(Entries taken from a collection)
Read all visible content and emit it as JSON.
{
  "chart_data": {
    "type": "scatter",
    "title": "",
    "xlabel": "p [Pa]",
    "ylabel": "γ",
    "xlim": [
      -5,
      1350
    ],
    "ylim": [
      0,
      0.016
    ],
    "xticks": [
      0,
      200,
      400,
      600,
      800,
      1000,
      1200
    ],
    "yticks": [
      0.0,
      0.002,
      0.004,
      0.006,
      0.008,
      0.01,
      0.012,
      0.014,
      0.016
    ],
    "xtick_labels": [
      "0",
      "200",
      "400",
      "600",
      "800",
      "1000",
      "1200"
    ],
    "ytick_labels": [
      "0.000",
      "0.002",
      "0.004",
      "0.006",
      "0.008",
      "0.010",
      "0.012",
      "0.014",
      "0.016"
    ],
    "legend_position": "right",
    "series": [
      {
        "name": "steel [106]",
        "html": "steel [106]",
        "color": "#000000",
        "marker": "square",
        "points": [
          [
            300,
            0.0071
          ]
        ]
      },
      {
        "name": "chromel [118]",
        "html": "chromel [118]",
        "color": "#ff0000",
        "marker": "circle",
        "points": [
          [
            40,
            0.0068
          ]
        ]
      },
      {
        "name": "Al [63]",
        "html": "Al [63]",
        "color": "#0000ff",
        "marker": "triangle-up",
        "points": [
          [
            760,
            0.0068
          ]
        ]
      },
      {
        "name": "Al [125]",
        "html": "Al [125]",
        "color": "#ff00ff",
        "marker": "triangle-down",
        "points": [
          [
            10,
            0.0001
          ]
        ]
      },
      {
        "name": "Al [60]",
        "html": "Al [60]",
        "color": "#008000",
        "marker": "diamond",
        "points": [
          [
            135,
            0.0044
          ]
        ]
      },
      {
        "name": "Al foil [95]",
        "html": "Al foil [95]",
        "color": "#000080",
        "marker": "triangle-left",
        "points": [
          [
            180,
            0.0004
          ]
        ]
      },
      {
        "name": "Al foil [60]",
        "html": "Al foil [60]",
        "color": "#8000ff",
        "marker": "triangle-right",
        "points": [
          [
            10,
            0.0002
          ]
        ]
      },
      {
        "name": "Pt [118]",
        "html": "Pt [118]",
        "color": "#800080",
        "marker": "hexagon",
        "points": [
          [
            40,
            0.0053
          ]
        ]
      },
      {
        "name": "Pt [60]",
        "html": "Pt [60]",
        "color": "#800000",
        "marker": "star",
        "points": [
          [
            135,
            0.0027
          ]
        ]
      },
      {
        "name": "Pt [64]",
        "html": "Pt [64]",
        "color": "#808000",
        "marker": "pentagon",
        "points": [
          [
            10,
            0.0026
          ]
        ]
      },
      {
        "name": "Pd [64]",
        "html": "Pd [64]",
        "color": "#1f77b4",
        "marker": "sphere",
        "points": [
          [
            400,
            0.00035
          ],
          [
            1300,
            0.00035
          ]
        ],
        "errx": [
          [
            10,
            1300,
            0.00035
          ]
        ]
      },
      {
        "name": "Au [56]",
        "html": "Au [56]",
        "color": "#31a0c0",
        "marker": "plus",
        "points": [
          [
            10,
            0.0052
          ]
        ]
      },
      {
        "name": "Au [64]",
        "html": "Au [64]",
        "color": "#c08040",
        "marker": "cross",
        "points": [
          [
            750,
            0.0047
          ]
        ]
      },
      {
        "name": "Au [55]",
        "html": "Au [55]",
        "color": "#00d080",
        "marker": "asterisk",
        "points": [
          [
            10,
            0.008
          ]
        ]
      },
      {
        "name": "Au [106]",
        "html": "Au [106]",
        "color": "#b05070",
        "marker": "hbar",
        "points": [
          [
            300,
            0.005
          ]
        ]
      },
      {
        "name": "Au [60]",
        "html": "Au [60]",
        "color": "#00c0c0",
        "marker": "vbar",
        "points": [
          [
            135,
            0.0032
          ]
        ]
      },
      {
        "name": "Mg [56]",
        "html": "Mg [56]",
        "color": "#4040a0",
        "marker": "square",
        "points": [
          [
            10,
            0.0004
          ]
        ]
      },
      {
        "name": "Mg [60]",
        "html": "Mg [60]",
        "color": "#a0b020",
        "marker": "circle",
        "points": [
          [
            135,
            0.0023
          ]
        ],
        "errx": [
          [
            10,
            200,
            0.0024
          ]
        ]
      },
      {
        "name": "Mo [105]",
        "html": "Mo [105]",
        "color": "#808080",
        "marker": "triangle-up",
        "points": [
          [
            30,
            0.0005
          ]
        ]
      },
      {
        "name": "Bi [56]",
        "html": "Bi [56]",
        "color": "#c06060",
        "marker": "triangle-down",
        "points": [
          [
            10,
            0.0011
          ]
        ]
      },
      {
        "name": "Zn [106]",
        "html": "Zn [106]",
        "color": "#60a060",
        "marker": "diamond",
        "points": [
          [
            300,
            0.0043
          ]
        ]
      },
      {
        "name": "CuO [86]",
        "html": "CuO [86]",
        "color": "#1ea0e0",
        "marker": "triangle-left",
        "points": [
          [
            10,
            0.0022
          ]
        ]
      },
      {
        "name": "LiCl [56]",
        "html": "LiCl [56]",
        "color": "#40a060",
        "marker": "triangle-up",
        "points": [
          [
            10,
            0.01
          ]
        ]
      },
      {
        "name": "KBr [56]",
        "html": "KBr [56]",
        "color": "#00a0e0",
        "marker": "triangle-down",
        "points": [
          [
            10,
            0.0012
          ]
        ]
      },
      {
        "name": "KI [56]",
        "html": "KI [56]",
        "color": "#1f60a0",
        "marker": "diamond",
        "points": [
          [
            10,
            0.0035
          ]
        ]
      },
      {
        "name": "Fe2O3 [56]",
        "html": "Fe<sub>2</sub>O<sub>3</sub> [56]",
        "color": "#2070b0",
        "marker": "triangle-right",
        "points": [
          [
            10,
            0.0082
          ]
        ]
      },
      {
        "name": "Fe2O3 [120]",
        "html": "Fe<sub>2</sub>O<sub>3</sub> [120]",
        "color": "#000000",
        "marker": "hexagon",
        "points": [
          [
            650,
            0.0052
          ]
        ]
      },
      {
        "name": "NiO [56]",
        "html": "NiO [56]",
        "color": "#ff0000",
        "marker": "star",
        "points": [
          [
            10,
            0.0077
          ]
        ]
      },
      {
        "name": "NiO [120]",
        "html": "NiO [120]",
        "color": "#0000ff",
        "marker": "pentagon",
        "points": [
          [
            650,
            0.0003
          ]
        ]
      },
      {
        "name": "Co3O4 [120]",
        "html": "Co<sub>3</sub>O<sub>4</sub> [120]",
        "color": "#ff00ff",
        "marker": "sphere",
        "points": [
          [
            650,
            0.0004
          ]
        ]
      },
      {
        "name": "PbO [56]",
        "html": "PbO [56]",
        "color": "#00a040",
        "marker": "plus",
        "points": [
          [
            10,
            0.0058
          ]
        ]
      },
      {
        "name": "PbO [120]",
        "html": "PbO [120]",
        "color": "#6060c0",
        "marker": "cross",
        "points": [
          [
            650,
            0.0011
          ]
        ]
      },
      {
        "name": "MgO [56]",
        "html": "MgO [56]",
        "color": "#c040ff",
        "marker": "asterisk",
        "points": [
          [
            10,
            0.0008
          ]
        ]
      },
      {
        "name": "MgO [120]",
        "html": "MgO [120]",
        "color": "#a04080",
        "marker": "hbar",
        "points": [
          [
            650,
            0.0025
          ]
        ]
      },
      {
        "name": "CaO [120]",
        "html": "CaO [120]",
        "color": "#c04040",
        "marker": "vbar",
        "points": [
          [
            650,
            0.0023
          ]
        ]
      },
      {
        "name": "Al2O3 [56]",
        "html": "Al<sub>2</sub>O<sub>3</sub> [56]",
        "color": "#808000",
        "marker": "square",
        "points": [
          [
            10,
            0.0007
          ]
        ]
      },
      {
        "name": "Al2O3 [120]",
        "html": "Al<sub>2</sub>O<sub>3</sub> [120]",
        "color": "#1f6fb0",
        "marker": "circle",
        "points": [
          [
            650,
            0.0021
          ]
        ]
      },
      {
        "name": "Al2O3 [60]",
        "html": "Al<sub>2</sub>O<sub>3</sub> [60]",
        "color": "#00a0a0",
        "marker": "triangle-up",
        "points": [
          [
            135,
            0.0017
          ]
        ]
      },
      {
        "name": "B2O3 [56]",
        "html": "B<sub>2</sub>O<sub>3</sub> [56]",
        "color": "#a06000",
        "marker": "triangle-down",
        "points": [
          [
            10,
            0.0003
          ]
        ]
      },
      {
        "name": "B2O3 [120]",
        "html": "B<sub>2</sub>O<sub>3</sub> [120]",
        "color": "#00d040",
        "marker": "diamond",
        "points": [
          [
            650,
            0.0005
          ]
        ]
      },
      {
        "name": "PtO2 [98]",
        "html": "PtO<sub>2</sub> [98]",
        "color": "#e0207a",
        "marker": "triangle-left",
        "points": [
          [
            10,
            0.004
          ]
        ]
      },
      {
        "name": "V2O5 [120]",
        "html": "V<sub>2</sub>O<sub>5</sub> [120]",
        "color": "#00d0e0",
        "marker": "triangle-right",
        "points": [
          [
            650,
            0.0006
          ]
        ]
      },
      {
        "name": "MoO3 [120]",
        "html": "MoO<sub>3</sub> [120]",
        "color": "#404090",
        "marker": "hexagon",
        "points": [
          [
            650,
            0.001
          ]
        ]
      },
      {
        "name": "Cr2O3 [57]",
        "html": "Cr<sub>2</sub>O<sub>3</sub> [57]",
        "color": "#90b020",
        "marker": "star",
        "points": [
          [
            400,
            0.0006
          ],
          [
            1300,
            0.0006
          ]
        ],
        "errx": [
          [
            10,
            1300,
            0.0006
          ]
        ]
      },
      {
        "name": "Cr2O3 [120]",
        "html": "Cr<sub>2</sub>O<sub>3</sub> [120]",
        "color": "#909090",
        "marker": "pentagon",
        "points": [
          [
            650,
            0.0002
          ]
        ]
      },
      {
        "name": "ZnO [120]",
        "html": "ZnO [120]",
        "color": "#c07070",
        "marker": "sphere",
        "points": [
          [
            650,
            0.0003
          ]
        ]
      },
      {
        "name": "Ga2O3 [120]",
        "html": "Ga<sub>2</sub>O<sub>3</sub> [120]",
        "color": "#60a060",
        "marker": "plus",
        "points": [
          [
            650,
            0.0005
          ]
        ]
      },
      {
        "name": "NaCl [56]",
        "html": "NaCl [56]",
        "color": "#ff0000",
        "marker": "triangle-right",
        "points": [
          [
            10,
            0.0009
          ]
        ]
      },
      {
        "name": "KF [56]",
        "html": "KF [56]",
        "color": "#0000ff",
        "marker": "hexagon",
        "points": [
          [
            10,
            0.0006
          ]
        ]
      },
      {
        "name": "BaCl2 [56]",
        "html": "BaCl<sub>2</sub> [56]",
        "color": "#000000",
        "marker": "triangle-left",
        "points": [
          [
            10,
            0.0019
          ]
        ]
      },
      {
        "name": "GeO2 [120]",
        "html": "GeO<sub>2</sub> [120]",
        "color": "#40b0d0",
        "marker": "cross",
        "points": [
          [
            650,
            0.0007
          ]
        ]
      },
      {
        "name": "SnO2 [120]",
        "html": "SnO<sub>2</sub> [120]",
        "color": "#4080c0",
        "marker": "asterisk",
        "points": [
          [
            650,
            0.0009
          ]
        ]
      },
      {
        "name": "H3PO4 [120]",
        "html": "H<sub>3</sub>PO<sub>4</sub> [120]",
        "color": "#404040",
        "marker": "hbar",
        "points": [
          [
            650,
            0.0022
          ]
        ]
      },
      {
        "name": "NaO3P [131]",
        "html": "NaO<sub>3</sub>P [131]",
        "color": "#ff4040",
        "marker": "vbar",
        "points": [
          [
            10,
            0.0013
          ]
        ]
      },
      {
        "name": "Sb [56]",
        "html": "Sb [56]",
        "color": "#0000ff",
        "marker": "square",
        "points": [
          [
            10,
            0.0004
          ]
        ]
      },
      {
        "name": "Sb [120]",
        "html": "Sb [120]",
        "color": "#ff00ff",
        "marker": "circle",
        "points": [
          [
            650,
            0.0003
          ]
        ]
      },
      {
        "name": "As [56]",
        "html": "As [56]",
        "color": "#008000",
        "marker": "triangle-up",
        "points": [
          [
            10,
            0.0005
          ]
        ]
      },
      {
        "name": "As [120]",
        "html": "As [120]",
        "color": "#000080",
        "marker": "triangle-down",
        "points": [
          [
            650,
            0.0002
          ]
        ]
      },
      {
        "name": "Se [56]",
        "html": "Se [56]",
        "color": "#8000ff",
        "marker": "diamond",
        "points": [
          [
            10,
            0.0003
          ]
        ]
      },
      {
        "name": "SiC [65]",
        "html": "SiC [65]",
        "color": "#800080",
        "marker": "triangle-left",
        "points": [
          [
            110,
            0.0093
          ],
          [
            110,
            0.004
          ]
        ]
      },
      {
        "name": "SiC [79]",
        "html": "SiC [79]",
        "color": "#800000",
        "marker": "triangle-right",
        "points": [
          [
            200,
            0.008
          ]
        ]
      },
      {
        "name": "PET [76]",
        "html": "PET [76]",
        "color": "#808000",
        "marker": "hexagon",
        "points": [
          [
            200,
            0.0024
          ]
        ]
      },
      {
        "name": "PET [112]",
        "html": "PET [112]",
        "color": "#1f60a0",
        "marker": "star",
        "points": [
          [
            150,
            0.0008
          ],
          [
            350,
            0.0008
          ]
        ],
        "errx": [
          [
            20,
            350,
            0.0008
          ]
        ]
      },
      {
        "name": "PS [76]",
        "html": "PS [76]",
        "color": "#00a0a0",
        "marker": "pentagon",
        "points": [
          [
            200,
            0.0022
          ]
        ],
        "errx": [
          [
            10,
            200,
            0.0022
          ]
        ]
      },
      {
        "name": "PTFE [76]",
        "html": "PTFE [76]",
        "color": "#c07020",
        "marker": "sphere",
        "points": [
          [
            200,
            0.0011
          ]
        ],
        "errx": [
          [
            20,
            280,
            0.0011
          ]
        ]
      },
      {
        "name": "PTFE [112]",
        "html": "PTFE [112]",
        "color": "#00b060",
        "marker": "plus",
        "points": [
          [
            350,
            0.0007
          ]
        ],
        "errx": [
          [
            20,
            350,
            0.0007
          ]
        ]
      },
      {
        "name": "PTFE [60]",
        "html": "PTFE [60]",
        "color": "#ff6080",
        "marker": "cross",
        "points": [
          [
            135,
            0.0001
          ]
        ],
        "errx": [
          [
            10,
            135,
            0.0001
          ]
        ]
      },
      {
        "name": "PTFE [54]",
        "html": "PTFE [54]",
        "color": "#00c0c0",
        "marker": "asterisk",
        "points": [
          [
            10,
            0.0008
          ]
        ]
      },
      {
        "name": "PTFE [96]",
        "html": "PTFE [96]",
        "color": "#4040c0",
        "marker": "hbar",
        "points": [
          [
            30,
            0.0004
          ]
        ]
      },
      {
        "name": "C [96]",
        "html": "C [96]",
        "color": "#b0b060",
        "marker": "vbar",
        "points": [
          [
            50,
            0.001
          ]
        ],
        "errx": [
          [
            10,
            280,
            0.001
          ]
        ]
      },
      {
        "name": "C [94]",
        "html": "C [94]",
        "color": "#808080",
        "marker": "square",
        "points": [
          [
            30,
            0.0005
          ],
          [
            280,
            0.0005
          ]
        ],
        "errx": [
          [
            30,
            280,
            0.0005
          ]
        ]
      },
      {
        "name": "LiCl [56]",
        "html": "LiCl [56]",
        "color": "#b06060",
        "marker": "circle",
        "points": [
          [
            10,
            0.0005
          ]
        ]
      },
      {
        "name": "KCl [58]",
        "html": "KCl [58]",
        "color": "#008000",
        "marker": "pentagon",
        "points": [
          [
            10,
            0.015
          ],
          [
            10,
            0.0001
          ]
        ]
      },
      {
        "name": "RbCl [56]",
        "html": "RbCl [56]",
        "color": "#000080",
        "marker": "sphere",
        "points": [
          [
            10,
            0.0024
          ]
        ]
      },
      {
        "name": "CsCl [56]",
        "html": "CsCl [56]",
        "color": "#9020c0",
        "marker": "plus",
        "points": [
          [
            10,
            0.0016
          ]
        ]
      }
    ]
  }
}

Work to complete
Show the lines where the word "foil" appears in the entries.

Task response
        "name": "Al foil [95]",
        "html": "Al foil [95]",
        "name": "Al foil [60]",
        "html": "Al foil [60]",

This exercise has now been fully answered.